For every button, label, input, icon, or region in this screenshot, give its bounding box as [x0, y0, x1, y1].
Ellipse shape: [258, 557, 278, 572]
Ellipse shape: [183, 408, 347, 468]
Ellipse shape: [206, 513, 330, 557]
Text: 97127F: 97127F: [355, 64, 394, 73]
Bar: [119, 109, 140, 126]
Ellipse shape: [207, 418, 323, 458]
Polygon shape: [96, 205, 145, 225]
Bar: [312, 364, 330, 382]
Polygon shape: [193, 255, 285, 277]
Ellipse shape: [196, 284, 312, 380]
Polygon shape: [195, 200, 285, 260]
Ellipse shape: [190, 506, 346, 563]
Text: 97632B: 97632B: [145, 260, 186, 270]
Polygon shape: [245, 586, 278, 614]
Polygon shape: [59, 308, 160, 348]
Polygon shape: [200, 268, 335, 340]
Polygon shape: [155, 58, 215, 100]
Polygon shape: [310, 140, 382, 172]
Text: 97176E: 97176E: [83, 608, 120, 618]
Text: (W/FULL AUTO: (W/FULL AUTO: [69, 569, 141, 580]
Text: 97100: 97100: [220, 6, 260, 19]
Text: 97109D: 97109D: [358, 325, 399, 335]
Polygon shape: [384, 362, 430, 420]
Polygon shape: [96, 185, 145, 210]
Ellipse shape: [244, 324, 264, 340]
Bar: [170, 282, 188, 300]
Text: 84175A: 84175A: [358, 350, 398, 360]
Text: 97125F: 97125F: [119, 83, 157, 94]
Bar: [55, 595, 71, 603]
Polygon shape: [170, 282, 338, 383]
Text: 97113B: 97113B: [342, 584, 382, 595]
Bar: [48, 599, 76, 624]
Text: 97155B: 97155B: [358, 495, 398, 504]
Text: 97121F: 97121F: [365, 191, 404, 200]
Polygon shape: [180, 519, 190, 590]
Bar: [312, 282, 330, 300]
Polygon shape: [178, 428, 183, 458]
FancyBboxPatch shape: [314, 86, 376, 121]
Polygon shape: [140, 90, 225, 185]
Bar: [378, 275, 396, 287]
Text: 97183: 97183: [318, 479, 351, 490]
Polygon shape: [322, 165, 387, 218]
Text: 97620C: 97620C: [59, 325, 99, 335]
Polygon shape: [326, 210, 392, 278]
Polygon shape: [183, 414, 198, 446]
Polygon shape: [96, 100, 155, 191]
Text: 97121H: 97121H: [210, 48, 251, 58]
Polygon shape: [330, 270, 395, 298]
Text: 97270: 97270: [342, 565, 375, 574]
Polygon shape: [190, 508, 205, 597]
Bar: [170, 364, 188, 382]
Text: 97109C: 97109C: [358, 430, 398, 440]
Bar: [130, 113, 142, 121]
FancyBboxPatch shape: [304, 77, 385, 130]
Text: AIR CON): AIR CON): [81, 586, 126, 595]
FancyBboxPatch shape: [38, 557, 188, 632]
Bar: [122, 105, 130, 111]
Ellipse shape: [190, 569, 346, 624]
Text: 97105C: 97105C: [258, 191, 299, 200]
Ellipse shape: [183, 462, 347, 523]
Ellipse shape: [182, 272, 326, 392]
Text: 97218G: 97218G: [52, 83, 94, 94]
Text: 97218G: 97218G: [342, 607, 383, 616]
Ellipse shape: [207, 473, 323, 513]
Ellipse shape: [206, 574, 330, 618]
____________
--- Objective ---
Format every line of the entries above as a JSON list of strings, one string per line, leaving out any blank lines.

--- Response to this task ---
[
  "For every button, label, input, icon, or region in this screenshot, give its bounding box as [x0, y0, x1, y1].",
  "Ellipse shape: [258, 557, 278, 572]",
  "Ellipse shape: [183, 408, 347, 468]",
  "Ellipse shape: [206, 513, 330, 557]",
  "Text: 97127F: 97127F: [355, 64, 394, 73]",
  "Bar: [119, 109, 140, 126]",
  "Ellipse shape: [207, 418, 323, 458]",
  "Polygon shape: [96, 205, 145, 225]",
  "Bar: [312, 364, 330, 382]",
  "Polygon shape: [193, 255, 285, 277]",
  "Ellipse shape: [196, 284, 312, 380]",
  "Polygon shape: [195, 200, 285, 260]",
  "Ellipse shape: [190, 506, 346, 563]",
  "Text: 97632B: 97632B: [145, 260, 186, 270]",
  "Polygon shape: [245, 586, 278, 614]",
  "Polygon shape: [59, 308, 160, 348]",
  "Polygon shape: [200, 268, 335, 340]",
  "Polygon shape: [155, 58, 215, 100]",
  "Polygon shape: [310, 140, 382, 172]",
  "Text: 97176E: 97176E: [83, 608, 120, 618]",
  "Text: (W/FULL AUTO: (W/FULL AUTO: [69, 569, 141, 580]",
  "Text: 97100: 97100: [220, 6, 260, 19]",
  "Text: 97109D: 97109D: [358, 325, 399, 335]",
  "Polygon shape: [384, 362, 430, 420]",
  "Polygon shape: [96, 185, 145, 210]",
  "Ellipse shape: [244, 324, 264, 340]",
  "Bar: [170, 282, 188, 300]",
  "Text: 84175A: 84175A: [358, 350, 398, 360]",
  "Text: 97125F: 97125F: [119, 83, 157, 94]",
  "Bar: [55, 595, 71, 603]",
  "Polygon shape: [170, 282, 338, 383]",
  "Text: 97113B: 97113B: [342, 584, 382, 595]",
  "Bar: [48, 599, 76, 624]",
  "Text: 97155B: 97155B: [358, 495, 398, 504]",
  "Text: 97121F: 97121F: [365, 191, 404, 200]",
  "Polygon shape: [180, 519, 190, 590]",
  "Bar: [312, 282, 330, 300]",
  "Polygon shape: [178, 428, 183, 458]",
  "FancyBboxPatch shape: [314, 86, 376, 121]",
  "Polygon shape: [140, 90, 225, 185]",
  "Bar: [378, 275, 396, 287]",
  "Text: 97183: 97183: [318, 479, 351, 490]",
  "Polygon shape: [322, 165, 387, 218]",
  "Text: 97620C: 97620C: [59, 325, 99, 335]",
  "Polygon shape: [326, 210, 392, 278]",
  "Polygon shape: [183, 414, 198, 446]",
  "Polygon shape: [96, 100, 155, 191]",
  "Text: 97121H: 97121H: [210, 48, 251, 58]",
  "Polygon shape: [330, 270, 395, 298]",
  "Text: 97270: 97270: [342, 565, 375, 574]",
  "Polygon shape: [190, 508, 205, 597]",
  "Bar: [170, 364, 188, 382]",
  "Text: 97109C: 97109C: [358, 430, 398, 440]",
  "Bar: [130, 113, 142, 121]",
  "FancyBboxPatch shape: [304, 77, 385, 130]",
  "Text: AIR CON): AIR CON): [81, 586, 126, 595]",
  "FancyBboxPatch shape: [38, 557, 188, 632]",
  "Bar: [122, 105, 130, 111]",
  "Ellipse shape: [190, 569, 346, 624]",
  "Text: 97105C: 97105C: [258, 191, 299, 200]",
  "Ellipse shape: [183, 462, 347, 523]",
  "Ellipse shape: [182, 272, 326, 392]",
  "Text: 97218G: 97218G: [52, 83, 94, 94]",
  "Text: 97218G: 97218G: [342, 607, 383, 616]",
  "Ellipse shape: [207, 473, 323, 513]",
  "Ellipse shape: [206, 574, 330, 618]"
]